* Aim *
Extract every line from the records below that contains the word "untuk".

+ + +

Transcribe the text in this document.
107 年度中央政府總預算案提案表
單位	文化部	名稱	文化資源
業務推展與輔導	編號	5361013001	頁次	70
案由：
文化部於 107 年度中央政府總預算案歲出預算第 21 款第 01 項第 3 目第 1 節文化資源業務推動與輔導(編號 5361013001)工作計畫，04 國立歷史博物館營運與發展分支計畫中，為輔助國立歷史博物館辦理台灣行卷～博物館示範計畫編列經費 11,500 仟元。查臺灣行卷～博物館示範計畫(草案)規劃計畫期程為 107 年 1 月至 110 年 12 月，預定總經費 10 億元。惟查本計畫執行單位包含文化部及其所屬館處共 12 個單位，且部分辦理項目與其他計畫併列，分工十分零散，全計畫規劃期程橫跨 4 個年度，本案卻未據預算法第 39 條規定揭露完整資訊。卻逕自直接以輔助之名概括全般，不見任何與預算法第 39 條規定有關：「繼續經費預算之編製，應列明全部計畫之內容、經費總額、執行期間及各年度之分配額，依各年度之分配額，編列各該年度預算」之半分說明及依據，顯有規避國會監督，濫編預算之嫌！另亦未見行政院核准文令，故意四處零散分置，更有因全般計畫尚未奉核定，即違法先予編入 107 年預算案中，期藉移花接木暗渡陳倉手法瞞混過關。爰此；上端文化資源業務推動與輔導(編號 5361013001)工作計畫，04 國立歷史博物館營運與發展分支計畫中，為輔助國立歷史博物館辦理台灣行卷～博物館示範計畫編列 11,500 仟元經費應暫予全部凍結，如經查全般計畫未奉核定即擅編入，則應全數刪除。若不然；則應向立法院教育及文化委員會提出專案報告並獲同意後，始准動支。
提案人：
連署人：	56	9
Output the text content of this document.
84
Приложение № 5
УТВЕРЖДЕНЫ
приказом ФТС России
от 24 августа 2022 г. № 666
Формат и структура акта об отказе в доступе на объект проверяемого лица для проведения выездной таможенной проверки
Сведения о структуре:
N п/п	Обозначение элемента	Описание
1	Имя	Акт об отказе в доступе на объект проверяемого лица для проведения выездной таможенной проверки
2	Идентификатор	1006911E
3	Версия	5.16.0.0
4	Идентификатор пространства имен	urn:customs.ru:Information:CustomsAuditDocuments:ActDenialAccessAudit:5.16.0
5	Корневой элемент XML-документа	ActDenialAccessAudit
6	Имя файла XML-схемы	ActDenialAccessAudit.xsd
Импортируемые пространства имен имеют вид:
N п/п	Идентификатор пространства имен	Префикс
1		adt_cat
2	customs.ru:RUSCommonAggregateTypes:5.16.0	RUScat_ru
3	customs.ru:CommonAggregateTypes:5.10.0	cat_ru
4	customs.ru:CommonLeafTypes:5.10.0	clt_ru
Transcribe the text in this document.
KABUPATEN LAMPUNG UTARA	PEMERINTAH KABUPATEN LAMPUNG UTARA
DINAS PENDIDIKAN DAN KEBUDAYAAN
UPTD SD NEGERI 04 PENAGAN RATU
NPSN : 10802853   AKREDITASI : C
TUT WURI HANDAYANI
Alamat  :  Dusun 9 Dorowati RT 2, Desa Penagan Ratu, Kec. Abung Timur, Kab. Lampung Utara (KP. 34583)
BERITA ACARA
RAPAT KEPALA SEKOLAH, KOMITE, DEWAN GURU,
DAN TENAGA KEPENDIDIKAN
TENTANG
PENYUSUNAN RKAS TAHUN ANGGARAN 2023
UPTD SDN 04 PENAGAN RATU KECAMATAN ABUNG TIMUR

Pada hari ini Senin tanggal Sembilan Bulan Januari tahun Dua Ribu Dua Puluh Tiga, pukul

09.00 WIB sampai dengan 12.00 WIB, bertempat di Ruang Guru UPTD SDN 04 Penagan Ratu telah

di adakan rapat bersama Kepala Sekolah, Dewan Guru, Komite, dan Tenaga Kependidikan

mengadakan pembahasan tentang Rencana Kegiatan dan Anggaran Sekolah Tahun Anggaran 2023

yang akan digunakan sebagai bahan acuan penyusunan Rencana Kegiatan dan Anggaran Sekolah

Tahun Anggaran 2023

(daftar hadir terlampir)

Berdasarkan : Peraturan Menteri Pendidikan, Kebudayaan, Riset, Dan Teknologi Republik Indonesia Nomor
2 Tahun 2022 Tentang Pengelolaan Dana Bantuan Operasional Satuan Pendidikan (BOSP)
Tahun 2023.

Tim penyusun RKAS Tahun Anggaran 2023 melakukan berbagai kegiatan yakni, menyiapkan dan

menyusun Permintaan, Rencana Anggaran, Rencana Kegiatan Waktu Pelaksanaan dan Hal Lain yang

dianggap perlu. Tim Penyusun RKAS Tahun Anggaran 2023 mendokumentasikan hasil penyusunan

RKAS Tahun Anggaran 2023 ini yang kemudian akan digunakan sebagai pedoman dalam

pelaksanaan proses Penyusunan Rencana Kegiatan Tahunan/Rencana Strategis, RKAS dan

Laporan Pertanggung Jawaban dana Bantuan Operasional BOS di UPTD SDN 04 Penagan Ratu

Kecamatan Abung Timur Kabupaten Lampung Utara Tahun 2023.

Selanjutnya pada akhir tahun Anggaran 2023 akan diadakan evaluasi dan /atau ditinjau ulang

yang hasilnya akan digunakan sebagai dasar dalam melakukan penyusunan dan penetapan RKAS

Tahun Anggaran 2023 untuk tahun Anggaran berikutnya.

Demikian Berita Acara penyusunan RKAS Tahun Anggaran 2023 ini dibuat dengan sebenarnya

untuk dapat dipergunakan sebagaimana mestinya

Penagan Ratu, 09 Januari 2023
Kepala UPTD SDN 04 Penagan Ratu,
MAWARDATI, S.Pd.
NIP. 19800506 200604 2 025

+ + +

* Task solution *
Tahun Anggaran 2023 untuk tahun Anggaran berikutnya.
untuk dapat dipergunakan sebagaimana mestinya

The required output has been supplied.